━━ Material shown
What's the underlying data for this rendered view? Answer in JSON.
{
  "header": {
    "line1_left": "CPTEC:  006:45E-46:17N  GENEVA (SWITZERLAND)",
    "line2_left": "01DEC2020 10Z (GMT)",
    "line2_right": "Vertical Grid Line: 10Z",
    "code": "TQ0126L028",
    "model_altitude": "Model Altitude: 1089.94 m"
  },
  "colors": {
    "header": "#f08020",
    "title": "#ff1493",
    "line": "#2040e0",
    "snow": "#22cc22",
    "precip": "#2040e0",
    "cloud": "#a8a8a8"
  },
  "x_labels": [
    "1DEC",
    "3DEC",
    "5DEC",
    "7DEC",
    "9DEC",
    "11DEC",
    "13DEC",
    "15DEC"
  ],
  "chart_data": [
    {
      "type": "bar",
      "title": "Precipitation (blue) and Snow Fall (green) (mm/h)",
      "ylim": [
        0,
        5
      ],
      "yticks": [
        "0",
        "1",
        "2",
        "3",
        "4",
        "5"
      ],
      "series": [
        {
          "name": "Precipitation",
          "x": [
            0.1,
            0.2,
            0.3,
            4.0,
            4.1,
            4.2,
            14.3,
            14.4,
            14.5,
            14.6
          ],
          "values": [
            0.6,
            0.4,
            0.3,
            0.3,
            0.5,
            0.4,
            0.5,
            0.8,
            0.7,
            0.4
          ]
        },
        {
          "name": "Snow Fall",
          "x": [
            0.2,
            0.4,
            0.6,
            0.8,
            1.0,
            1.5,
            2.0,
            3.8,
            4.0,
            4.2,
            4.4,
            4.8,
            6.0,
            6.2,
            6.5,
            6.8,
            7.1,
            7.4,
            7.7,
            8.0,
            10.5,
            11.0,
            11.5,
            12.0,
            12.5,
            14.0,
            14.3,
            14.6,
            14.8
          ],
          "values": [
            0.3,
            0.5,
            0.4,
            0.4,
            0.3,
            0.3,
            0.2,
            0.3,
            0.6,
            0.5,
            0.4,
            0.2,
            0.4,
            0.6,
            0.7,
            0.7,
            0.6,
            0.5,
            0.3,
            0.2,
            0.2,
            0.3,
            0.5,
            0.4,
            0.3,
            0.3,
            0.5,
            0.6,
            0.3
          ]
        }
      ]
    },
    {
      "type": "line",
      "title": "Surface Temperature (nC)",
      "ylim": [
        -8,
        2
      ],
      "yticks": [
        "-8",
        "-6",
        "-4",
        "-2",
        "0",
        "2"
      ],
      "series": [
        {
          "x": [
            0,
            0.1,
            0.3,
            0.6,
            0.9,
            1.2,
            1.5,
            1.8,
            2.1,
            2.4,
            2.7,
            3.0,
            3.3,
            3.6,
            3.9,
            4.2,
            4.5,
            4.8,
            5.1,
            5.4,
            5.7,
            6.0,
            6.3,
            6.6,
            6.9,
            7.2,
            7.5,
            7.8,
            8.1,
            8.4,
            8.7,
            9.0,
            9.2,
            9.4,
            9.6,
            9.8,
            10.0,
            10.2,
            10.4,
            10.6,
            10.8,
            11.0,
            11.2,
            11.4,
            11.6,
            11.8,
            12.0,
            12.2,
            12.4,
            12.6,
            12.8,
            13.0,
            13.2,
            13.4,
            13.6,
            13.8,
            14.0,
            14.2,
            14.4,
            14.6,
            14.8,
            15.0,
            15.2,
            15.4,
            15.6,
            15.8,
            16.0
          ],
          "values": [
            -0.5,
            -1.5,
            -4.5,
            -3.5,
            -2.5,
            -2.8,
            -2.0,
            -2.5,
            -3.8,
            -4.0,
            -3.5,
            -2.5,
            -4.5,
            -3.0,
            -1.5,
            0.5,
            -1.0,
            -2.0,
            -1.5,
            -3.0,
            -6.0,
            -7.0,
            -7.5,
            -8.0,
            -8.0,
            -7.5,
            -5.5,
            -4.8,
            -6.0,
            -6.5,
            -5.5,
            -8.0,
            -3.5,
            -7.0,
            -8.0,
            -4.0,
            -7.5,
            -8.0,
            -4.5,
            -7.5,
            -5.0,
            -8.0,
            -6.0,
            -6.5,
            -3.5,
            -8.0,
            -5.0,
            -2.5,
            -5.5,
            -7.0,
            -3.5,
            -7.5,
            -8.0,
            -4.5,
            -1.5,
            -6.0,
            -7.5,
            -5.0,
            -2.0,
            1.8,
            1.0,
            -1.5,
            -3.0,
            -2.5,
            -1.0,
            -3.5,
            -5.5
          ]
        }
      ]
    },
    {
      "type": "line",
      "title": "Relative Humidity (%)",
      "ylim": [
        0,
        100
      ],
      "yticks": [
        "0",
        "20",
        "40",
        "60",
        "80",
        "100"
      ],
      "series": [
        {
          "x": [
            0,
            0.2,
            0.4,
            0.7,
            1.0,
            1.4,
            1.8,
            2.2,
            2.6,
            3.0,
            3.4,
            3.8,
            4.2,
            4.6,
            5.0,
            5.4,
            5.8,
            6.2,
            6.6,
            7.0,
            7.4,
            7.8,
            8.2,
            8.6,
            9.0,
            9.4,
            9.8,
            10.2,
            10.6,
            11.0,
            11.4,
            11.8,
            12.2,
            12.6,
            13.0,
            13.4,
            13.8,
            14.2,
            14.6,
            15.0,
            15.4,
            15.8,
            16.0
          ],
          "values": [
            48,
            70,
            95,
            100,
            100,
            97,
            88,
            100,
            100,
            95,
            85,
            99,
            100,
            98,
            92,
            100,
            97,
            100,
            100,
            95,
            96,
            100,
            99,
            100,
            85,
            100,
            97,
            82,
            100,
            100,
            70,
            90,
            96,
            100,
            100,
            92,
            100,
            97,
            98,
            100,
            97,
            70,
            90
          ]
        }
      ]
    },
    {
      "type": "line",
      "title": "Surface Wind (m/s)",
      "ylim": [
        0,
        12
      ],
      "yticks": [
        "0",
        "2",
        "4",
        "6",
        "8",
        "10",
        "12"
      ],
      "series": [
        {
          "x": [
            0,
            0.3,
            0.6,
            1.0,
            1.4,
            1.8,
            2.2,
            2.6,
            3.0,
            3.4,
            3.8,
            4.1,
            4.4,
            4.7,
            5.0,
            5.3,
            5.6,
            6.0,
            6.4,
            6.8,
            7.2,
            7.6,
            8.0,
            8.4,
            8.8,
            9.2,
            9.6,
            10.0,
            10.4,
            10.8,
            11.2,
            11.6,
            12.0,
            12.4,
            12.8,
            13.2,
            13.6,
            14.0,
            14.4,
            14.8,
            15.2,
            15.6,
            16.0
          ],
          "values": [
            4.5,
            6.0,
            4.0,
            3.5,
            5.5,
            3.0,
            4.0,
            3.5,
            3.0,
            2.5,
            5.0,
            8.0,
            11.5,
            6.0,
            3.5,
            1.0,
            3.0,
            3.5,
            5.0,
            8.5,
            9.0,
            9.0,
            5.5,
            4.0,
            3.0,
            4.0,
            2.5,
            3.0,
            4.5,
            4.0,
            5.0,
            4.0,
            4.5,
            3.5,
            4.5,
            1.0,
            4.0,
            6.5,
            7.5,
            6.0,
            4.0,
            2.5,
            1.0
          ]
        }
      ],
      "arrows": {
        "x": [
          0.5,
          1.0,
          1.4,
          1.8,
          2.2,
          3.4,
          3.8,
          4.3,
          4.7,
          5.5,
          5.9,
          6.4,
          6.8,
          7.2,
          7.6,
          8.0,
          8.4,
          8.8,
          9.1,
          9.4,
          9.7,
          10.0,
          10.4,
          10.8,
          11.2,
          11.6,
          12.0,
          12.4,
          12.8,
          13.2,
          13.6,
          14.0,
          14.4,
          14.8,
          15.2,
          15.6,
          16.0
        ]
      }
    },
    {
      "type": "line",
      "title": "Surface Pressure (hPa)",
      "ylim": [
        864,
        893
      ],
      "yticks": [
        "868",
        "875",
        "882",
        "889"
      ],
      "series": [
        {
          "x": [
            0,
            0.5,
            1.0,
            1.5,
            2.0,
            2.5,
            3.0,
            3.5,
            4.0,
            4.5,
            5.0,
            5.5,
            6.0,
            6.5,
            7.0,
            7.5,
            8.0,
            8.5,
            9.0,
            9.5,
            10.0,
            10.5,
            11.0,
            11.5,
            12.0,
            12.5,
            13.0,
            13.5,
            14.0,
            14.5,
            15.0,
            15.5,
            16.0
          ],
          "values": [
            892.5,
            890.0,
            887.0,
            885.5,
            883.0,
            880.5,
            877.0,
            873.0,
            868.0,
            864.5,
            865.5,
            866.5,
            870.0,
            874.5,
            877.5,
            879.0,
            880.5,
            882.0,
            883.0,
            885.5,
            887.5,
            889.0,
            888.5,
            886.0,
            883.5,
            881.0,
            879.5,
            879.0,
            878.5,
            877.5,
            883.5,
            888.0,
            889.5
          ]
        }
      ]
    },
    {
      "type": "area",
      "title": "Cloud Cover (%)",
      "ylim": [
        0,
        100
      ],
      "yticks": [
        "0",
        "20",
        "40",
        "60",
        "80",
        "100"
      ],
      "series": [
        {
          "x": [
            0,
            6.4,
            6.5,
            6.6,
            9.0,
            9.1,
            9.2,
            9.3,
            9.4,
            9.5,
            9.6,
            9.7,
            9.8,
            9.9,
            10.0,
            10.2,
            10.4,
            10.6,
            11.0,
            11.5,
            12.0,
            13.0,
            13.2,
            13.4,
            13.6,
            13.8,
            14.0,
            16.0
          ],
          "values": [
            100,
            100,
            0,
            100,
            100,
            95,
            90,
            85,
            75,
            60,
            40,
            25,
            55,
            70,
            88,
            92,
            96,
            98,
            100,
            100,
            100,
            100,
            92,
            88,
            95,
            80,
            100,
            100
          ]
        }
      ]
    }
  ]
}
━━━━
Exercise aim: Look through the entries above and report each line where the string "title" occurs.

Reply to the exercise:
    "title": "#ff1493",
      "title": "Precipitation (blue) and Snow Fall (green) (mm/h)",
      "title": "Surface Temperature (nC)",
      "title": "Relative Humidity (%)",
      "title": "Surface Wind (m/s)",
      "title": "Surface Pressure (hPa)",
      "title": "Cloud Cover (%)",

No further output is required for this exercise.